— START Material provided —
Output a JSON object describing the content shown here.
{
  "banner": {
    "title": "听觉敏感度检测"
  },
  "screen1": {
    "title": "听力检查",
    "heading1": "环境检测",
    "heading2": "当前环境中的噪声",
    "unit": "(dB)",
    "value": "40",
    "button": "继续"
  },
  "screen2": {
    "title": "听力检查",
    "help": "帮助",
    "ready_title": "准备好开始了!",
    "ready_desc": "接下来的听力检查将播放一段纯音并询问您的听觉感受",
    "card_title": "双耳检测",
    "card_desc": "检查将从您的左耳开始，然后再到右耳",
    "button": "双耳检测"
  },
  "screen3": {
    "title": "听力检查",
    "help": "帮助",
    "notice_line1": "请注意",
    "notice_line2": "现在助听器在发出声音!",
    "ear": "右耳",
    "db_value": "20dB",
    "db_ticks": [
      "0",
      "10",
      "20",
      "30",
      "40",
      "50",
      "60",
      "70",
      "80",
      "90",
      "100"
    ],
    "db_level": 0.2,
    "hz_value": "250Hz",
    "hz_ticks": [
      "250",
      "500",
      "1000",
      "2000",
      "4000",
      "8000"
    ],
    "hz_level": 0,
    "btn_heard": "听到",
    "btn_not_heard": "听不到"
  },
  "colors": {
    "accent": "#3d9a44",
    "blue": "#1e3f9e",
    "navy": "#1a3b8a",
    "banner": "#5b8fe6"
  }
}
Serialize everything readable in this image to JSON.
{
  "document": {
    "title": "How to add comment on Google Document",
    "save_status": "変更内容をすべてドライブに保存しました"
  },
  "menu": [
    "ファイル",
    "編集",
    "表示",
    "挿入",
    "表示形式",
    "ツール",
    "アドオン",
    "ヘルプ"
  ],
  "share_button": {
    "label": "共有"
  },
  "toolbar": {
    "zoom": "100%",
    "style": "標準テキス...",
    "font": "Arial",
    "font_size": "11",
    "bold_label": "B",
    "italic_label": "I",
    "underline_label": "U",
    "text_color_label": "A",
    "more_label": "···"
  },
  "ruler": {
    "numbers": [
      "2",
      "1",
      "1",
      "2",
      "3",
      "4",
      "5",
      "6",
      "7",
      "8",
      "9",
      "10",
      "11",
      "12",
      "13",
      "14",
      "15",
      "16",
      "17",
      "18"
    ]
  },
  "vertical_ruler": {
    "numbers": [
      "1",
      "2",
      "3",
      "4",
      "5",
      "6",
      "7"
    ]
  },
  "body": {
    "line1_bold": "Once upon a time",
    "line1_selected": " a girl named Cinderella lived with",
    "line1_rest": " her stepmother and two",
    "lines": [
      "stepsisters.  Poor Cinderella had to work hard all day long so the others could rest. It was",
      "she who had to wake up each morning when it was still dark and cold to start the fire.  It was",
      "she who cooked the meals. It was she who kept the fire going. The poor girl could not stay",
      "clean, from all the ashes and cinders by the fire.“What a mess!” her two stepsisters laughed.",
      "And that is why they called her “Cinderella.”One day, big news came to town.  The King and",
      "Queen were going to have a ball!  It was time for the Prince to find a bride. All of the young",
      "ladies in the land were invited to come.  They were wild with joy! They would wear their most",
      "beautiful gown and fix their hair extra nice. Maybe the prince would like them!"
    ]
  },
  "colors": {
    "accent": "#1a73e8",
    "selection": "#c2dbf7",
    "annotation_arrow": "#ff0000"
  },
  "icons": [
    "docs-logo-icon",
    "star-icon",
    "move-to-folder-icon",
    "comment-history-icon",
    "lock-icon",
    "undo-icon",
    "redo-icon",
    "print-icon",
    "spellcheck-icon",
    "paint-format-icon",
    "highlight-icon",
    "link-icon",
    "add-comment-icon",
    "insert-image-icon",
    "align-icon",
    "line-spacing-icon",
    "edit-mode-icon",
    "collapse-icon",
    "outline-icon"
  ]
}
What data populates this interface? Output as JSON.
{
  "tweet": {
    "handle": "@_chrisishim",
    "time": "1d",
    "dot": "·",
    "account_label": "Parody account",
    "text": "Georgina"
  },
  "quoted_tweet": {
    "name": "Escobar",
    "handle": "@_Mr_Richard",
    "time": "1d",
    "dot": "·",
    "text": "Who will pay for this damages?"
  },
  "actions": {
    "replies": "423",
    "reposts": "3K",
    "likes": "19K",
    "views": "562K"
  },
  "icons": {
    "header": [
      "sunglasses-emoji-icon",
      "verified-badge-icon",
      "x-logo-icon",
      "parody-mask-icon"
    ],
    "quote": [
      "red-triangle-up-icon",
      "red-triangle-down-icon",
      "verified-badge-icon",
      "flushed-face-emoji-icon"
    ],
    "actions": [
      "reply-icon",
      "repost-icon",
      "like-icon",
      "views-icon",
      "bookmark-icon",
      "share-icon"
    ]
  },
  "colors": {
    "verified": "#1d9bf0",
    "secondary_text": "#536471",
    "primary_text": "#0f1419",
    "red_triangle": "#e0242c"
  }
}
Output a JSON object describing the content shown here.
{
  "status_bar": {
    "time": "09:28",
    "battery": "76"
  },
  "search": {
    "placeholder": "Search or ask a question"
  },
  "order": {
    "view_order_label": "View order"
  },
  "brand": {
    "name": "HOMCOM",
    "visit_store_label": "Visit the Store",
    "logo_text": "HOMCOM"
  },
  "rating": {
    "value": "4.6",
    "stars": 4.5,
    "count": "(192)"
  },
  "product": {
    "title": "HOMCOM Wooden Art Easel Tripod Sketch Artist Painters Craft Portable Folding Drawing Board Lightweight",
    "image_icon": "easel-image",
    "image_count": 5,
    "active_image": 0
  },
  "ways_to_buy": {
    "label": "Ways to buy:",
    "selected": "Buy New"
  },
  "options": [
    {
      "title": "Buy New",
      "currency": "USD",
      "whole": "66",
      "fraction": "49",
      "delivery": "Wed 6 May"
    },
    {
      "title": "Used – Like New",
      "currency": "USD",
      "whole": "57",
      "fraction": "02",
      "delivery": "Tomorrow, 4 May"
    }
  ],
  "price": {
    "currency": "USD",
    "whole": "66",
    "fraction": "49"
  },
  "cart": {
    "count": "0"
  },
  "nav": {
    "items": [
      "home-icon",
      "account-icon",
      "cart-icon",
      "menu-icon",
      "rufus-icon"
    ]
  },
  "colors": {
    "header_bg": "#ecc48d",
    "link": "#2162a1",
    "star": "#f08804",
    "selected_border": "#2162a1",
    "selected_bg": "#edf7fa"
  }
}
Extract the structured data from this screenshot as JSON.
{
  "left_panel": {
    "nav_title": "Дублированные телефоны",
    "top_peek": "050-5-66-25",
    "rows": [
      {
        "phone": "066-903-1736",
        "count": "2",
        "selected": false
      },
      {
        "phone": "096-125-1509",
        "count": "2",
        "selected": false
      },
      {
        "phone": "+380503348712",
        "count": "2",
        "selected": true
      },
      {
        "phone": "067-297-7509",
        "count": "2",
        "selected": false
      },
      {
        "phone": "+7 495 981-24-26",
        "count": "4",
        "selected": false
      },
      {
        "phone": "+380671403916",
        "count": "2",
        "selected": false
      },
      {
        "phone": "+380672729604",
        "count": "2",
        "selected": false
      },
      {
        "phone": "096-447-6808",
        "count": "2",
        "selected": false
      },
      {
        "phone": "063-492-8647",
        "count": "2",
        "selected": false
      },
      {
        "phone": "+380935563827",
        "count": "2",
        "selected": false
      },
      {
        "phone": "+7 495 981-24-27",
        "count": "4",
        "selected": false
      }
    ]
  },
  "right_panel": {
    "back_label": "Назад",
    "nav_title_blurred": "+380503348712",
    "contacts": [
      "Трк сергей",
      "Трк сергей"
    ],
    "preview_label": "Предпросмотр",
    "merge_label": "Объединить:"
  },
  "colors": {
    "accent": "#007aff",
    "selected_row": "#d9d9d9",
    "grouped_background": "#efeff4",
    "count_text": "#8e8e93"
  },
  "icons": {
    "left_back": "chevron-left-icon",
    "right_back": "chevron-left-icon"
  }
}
— END Material provided —
Goal:
Gather from the records above every line containing the string "handle".

The completed task:
    "handle": "@_chrisishim",
    "handle": "@_Mr_Richard",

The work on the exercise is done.